## Short problem 1
In the Goldberg v. United States syllabus, on what ground did the trial judge deny the petitioner's motion to produce the notes?
## Short problem 2
Retype the part of the Goldberg v. United States syllabus from "1. Any writing" to "statement. Pp. 101-108.".
## Short problem 3
Write what comes next in the Goldberg v. United States syllabus, starting after its first numbered holding.

## Page extract
-------

Goldberg v. United States

Decision Date30 March 1976
Docket NumberNo. 74-6293,74-6293
Citation47 L.Ed.2d 603,425 U.S. 94,96 S.Ct. 1338
PartiesPhilip J. GOLDBERG, Petitioner, v. UNITED STATES
CourtU.S. Supreme Court
Syllabus

During the course of petitioner's criminal trial, the chief prosecution witness (Newman) indicated on cross-examination that on certain dates he was interviewed by Government lawyers who took notes relating to Newman's forthcoming trial testimony, and that Newman verified the accuracy of the notes. Petitioner thereupon moved for production of the notes pursuant to the Jencks Act, 18 U.S.C. § 3500, which provides that in a federal criminal prosecution after a witness called by the Government has testified on direct examination, the court on the defendant's motion shall order the Government to produce any "statement" in its possession that relates to the subject matter of the witness' testimony. In relevant part a "statement" is defined as "a written statement made by said witness and signed or otherwise adopted or approved by him." § 3500(e)(1). The trial judge denied petitioner's motion on the ground that the material was "the work product of counsel" and declined to inspect the material In camera. The Court of Appeals affirmed on the ground that the notes were not statements of the witness within the meaning of § 3500(e). Held:

1. Any writing prepared by a Government lawyer relating to the subject matter of the testimony of a Government witness that has been "signed or otherwise adopted or approved" by that witness is producible under the Jencks Act, and the writing is not rendered nonproducible because a Government lawyer interviewed the witness and wrote the statement. Pp. 101-108.

-------

(Recorded data)
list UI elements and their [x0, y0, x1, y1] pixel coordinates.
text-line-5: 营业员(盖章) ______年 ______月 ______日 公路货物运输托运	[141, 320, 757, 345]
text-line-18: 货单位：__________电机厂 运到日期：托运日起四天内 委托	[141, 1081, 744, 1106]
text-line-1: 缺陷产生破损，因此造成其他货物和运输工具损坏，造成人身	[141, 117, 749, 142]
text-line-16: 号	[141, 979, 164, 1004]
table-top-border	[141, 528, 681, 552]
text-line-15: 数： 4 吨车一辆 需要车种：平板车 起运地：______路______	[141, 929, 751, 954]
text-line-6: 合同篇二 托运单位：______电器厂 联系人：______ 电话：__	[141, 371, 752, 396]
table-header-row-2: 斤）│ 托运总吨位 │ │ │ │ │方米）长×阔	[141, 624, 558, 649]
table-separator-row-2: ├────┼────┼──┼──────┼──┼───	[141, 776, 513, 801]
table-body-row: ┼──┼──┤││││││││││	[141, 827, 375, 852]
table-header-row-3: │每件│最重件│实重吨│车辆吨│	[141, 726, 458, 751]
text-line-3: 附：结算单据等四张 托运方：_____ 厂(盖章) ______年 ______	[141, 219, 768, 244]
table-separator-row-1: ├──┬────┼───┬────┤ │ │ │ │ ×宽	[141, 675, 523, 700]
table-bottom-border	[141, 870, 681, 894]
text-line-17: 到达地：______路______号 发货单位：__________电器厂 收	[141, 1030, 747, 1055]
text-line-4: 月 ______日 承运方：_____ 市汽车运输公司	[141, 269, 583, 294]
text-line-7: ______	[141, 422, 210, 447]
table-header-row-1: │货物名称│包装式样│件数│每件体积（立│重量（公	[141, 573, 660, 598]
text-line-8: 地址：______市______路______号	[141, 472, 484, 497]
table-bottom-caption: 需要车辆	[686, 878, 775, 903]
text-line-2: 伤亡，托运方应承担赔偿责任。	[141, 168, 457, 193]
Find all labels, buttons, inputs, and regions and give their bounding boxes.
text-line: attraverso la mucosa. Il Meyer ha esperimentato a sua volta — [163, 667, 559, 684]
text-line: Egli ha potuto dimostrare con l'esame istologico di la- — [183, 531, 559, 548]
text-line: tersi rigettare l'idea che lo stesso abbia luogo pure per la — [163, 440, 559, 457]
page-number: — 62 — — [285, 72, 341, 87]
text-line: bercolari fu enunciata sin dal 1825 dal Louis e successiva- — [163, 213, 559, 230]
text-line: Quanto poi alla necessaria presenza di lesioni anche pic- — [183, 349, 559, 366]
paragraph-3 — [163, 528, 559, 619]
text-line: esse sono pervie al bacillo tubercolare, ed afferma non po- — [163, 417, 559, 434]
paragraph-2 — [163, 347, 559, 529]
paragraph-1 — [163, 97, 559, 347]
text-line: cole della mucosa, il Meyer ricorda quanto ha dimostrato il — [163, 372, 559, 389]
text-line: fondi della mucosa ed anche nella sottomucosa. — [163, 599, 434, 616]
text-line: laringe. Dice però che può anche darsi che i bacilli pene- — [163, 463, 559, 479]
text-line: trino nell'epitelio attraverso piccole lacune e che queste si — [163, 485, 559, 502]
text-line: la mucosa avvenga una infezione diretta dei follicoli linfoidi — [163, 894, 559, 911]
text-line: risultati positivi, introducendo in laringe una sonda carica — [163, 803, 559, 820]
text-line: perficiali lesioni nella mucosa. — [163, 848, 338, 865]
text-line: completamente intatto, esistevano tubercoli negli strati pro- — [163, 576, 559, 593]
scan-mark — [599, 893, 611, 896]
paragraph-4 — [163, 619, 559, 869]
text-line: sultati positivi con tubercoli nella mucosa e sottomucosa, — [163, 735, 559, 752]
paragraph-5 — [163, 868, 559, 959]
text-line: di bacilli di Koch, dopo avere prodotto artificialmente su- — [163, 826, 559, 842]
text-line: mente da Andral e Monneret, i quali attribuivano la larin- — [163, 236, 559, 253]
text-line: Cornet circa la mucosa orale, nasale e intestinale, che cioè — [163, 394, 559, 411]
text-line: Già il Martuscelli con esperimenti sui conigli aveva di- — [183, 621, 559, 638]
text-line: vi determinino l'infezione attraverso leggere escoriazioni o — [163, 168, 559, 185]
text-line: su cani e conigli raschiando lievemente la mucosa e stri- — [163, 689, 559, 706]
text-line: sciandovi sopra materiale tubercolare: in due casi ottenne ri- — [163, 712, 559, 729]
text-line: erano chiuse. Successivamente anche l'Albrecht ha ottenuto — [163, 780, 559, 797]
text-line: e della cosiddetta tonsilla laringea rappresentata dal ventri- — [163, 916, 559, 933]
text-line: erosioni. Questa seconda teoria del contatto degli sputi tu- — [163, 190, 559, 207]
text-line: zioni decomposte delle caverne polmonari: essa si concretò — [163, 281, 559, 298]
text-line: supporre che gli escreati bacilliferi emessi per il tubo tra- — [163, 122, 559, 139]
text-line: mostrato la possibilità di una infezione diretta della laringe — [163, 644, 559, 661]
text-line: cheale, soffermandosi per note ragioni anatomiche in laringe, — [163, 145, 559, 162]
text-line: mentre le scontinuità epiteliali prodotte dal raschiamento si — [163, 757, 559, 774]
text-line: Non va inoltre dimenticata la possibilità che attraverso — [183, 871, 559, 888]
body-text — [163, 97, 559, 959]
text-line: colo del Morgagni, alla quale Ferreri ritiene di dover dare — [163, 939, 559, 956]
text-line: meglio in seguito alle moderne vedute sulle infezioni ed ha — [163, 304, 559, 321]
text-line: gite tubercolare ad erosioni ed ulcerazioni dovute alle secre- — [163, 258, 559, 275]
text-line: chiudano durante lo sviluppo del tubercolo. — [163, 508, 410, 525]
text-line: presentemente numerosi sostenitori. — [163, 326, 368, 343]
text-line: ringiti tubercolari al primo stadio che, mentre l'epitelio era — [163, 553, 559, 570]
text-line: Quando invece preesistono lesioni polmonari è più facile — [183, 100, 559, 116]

-------

## Final result 1
The judge ruled that the material was "the work product of counsel."

## Final result 2
1. Any writing prepared by a Government lawyer relating to the subject matter of the testimony of a Government witness that has been "signed or otherwise adopted or approved" by that witness is producible under the Jencks Act, and the writing is not rendered nonproducible because a Government lawyer interviewed the witness and wrote the statement. Pp. 101-108.

## Final result 3
(a) Nothing in the language or legislative history of the Jencks Act excepts as a lawyer's "work product" a statement within the definition of a producible statement. Pp. 101-102.

(b) Nor is the Act limited to statements made to an investigative agency as distinguished from prosecutors preparing for trial. Though the Government's argument to the contrary is based on the asserted unfairness of allowing defense counsel to impeach a witness by a statement that is the product of the attorney's selections rather than his own, the writings are producible only if they meet the terms of the statutory definition the Act itself protects witnesses from this unfairness; and it also safeguards the primary policy of the work-product doctrine by protecting the privacy of an attorney's mental processes. Pp. 102-106.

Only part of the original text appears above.